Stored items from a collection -
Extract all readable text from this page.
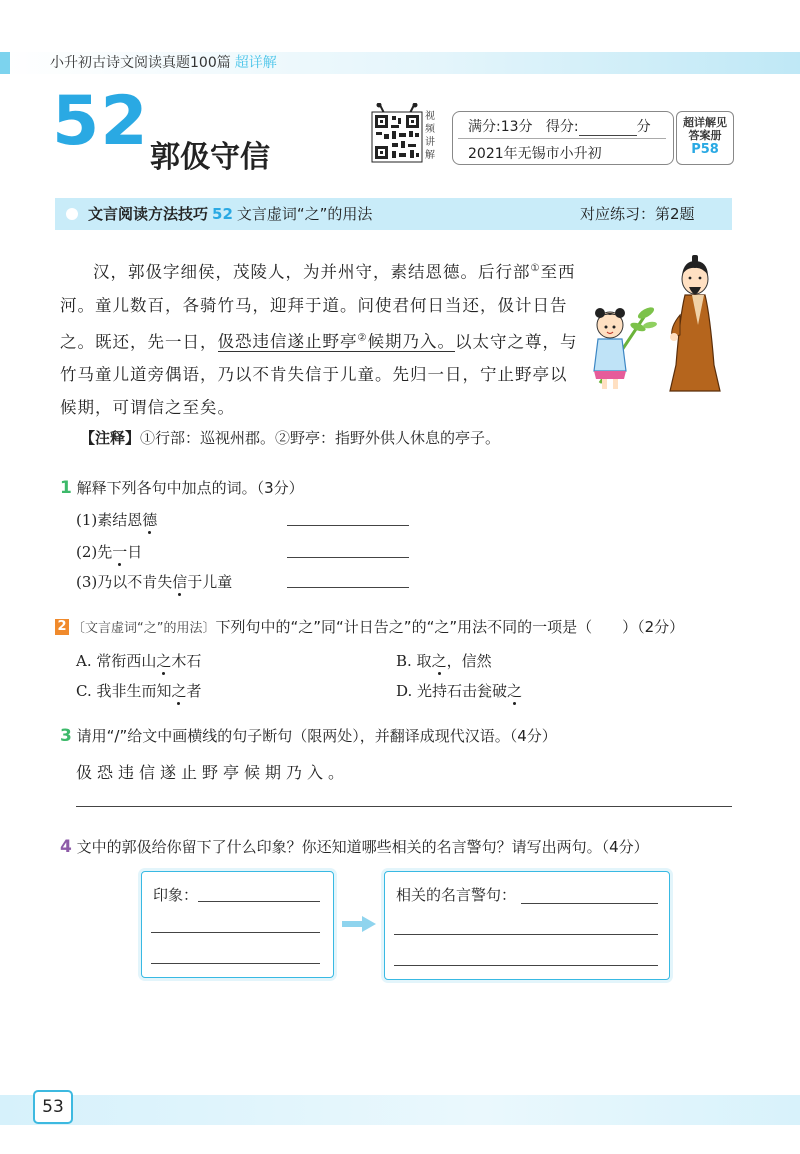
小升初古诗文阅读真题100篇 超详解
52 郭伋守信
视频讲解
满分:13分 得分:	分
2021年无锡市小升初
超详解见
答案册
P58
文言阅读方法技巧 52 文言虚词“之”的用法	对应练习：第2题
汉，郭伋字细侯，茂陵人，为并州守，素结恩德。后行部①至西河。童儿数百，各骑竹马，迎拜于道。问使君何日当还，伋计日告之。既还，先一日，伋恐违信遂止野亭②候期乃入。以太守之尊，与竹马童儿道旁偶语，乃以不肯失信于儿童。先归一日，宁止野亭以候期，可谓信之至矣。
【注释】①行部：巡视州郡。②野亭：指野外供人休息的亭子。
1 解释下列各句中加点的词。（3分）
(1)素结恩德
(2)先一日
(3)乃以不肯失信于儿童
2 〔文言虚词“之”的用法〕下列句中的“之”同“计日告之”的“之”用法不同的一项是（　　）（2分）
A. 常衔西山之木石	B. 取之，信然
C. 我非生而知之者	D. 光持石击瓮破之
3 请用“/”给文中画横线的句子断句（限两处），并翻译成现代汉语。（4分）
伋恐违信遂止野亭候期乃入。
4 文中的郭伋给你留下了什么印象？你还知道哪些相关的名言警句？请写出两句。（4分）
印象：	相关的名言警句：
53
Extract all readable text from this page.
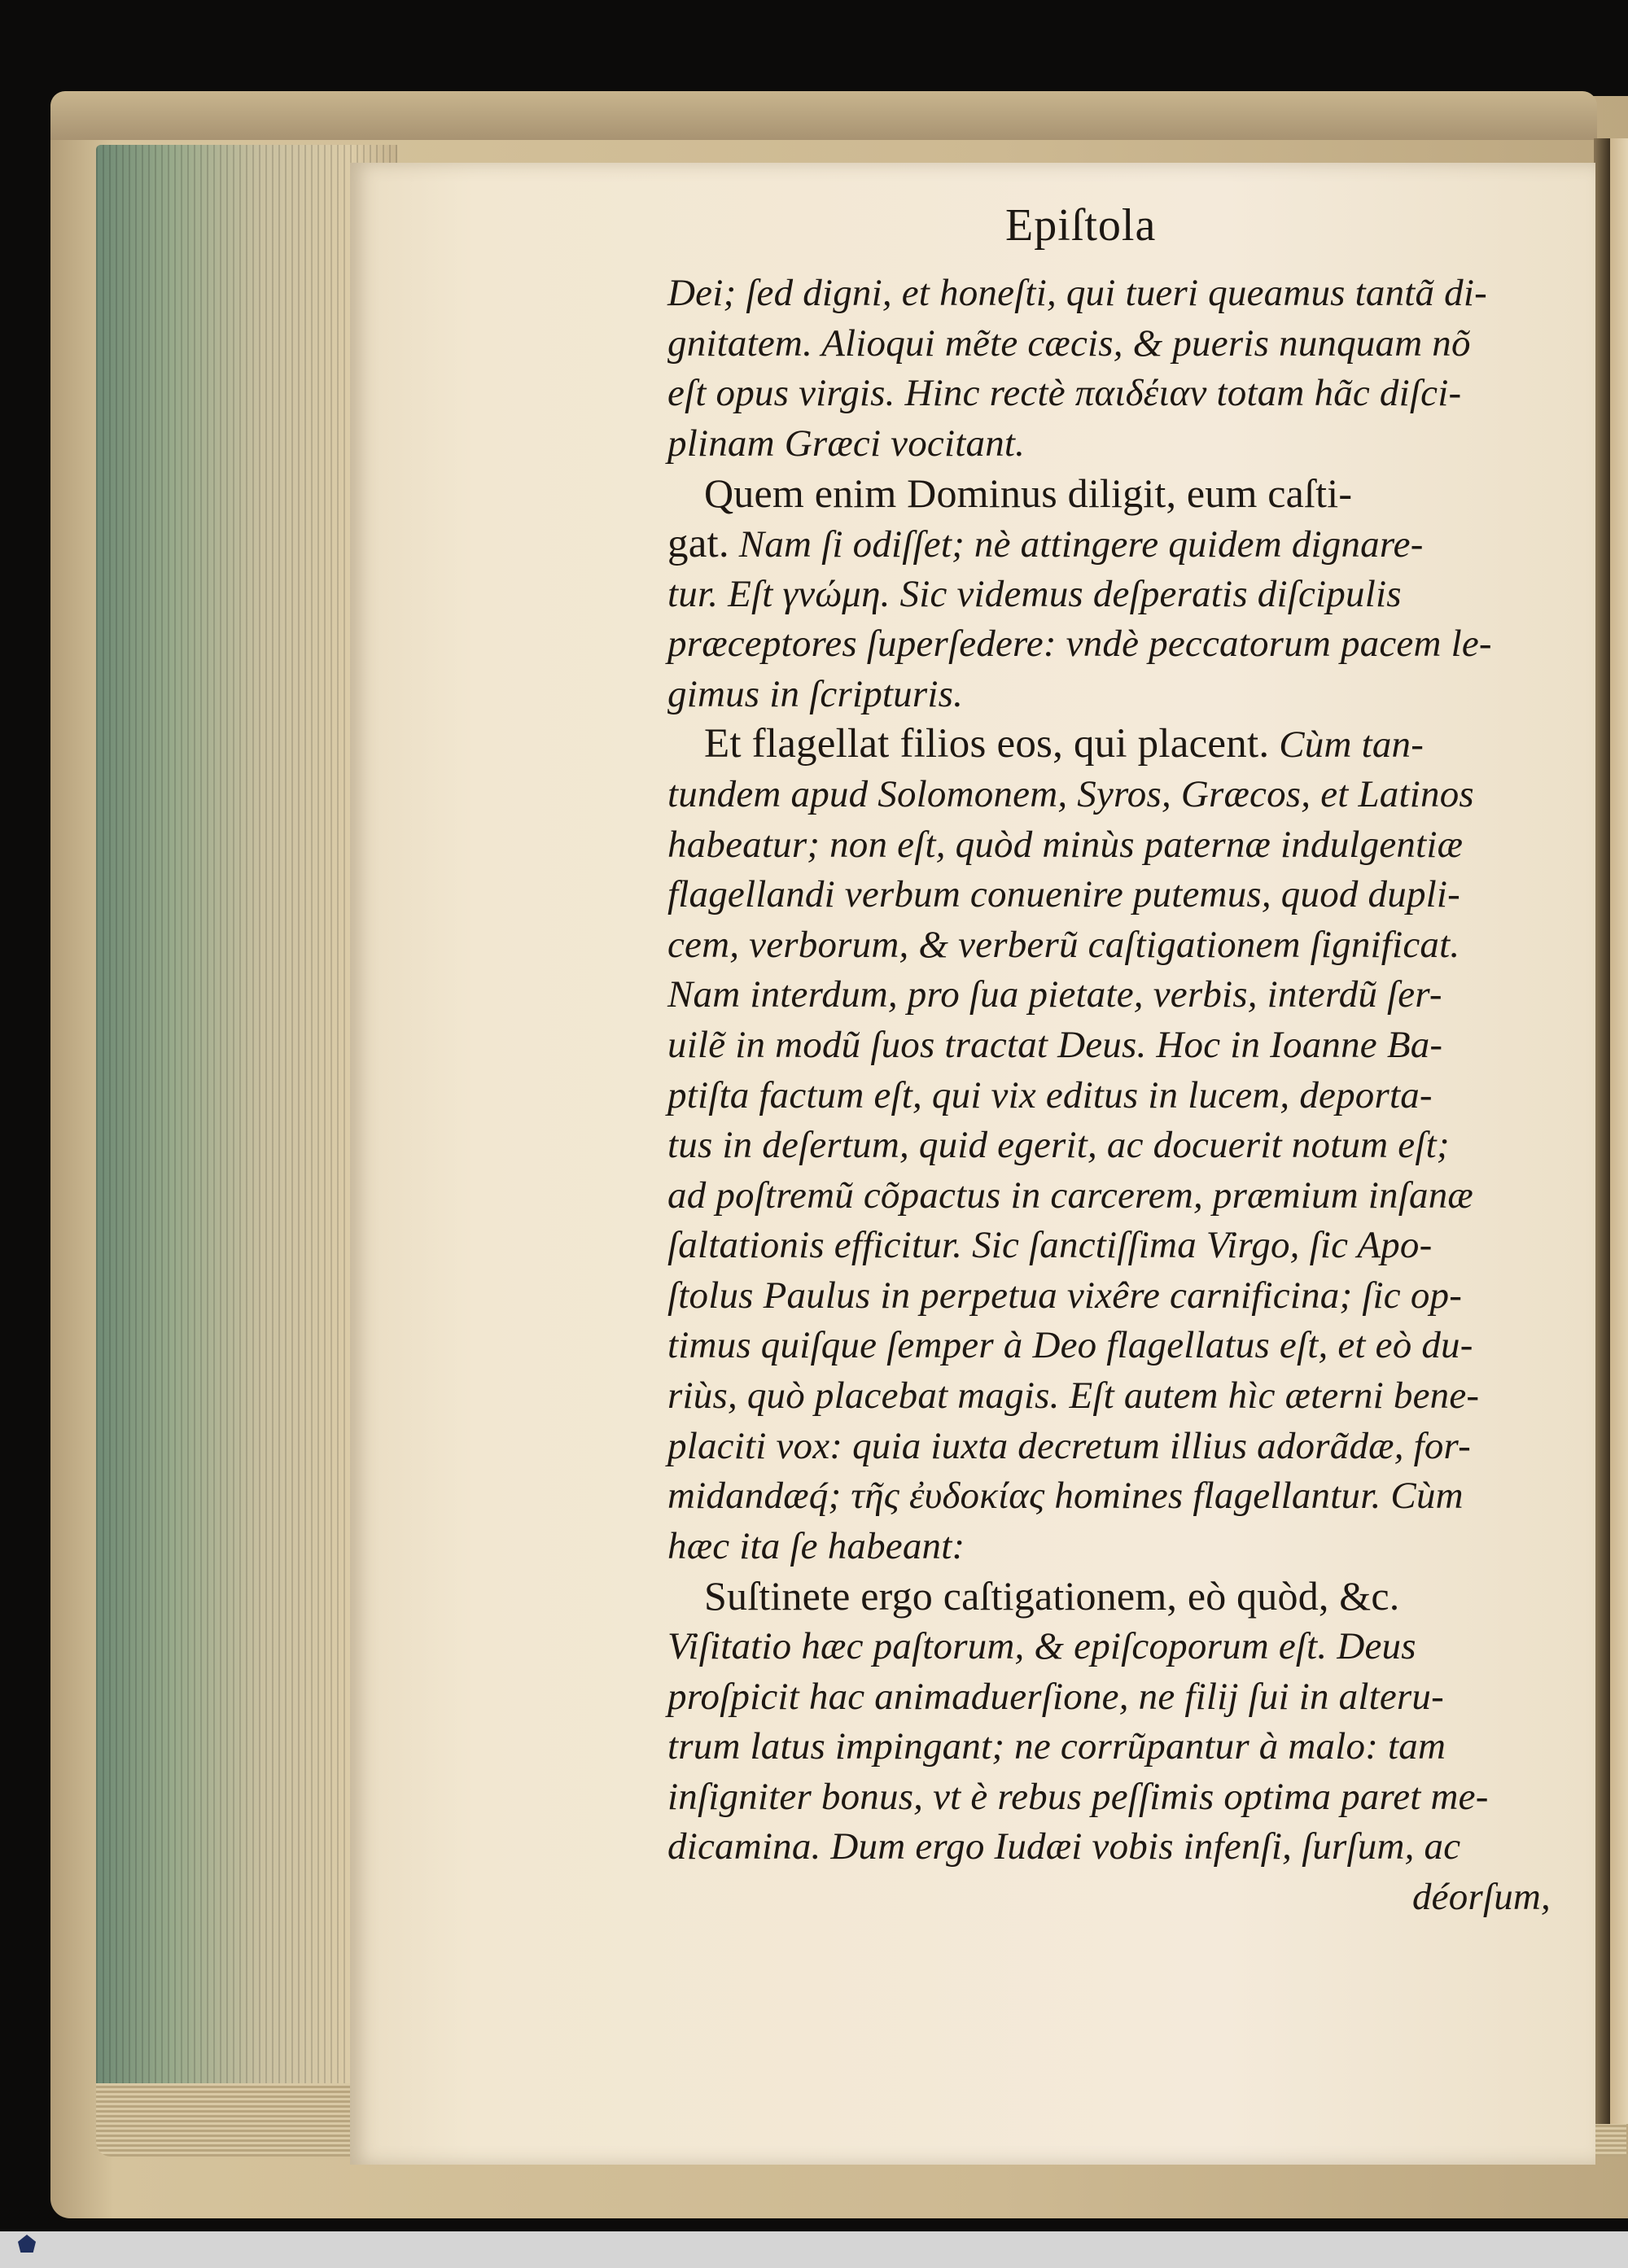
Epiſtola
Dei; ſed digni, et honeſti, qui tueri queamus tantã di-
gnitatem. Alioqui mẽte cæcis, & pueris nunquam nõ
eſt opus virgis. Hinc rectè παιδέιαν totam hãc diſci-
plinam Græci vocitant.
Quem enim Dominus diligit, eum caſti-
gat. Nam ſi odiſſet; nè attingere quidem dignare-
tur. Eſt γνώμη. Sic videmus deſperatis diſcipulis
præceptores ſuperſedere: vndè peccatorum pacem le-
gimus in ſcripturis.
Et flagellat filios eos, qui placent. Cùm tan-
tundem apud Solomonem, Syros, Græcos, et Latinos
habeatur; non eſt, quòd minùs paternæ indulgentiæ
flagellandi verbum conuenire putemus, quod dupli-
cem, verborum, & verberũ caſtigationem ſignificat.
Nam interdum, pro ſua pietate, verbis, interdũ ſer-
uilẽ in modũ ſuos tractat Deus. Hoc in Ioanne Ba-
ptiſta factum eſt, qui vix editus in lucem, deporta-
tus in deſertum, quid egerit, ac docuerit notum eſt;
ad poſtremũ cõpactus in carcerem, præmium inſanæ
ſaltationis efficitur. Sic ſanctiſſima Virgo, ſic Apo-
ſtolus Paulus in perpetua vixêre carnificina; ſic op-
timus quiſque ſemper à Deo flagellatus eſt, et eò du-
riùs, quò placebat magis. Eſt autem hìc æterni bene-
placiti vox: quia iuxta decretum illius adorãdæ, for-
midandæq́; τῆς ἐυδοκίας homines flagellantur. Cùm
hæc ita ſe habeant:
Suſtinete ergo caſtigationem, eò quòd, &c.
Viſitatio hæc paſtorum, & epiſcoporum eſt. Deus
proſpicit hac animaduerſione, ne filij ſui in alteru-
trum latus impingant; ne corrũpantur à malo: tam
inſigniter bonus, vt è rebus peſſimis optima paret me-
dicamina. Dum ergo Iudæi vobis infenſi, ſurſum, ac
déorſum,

INSTRUCTIONS TO FOLLOW - A faithful copy of the records above is needed, with the pictures left out.

EXERCISE SOLUTION -
Extract all readable text from this page.
小升初古诗文阅读真题100篇 超详解
52 郭伋守信
视频讲解
满分:13分 得分:	分
2021年无锡市小升初
超详解见
答案册
P58
文言阅读方法技巧 52 文言虚词“之”的用法	对应练习：第2题
汉，郭伋字细侯，茂陵人，为并州守，素结恩德。后行部①至西河。童儿数百，各骑竹马，迎拜于道。问使君何日当还，伋计日告之。既还，先一日，伋恐违信遂止野亭②候期乃入。以太守之尊，与竹马童儿道旁偶语，乃以不肯失信于儿童。先归一日，宁止野亭以候期，可谓信之至矣。
【注释】①行部：巡视州郡。②野亭：指野外供人休息的亭子。
1 解释下列各句中加点的词。（3分）
(1)素结恩德
(2)先一日
(3)乃以不肯失信于儿童
2 〔文言虚词“之”的用法〕下列句中的“之”同“计日告之”的“之”用法不同的一项是（　　）（2分）
A. 常衔西山之木石	B. 取之，信然
C. 我非生而知之者	D. 光持石击瓮破之
3 请用“/”给文中画横线的句子断句（限两处），并翻译成现代汉语。（4分）
伋恐违信遂止野亭候期乃入。
4 文中的郭伋给你留下了什么印象？你还知道哪些相关的名言警句？请写出两句。（4分）
印象：	相关的名言警句：
53
Extract all readable text from this page.
Epiſtola
Dei; ſed digni, et honeſti, qui tueri queamus tantã di-
gnitatem. Alioqui mẽte cæcis, & pueris nunquam nõ
eſt opus virgis. Hinc rectè παιδέιαν totam hãc diſci-
plinam Græci vocitant.
Quem enim Dominus diligit, eum caſti-
gat. Nam ſi odiſſet; nè attingere quidem dignare-
tur. Eſt γνώμη. Sic videmus deſperatis diſcipulis
præceptores ſuperſedere: vndè peccatorum pacem le-
gimus in ſcripturis.
Et flagellat filios eos, qui placent. Cùm tan-
tundem apud Solomonem, Syros, Græcos, et Latinos
habeatur; non eſt, quòd minùs paternæ indulgentiæ
flagellandi verbum conuenire putemus, quod dupli-
cem, verborum, & verberũ caſtigationem ſignificat.
Nam interdum, pro ſua pietate, verbis, interdũ ſer-
uilẽ in modũ ſuos tractat Deus. Hoc in Ioanne Ba-
ptiſta factum eſt, qui vix editus in lucem, deporta-
tus in deſertum, quid egerit, ac docuerit notum eſt;
ad poſtremũ cõpactus in carcerem, præmium inſanæ
ſaltationis efficitur. Sic ſanctiſſima Virgo, ſic Apo-
ſtolus Paulus in perpetua vixêre carnificina; ſic op-
timus quiſque ſemper à Deo flagellatus eſt, et eò du-
riùs, quò placebat magis. Eſt autem hìc æterni bene-
placiti vox: quia iuxta decretum illius adorãdæ, for-
midandæq́; τῆς ἐυδοκίας homines flagellantur. Cùm
hæc ita ſe habeant:
Suſtinete ergo caſtigationem, eò quòd, &c.
Viſitatio hæc paſtorum, & epiſcoporum eſt. Deus
proſpicit hac animaduerſione, ne filij ſui in alteru-
trum latus impingant; ne corrũpantur à malo: tam
inſigniter bonus, vt è rebus peſſimis optima paret me-
dicamina. Dum ergo Iudæi vobis infenſi, ſurſum, ac
déorſum,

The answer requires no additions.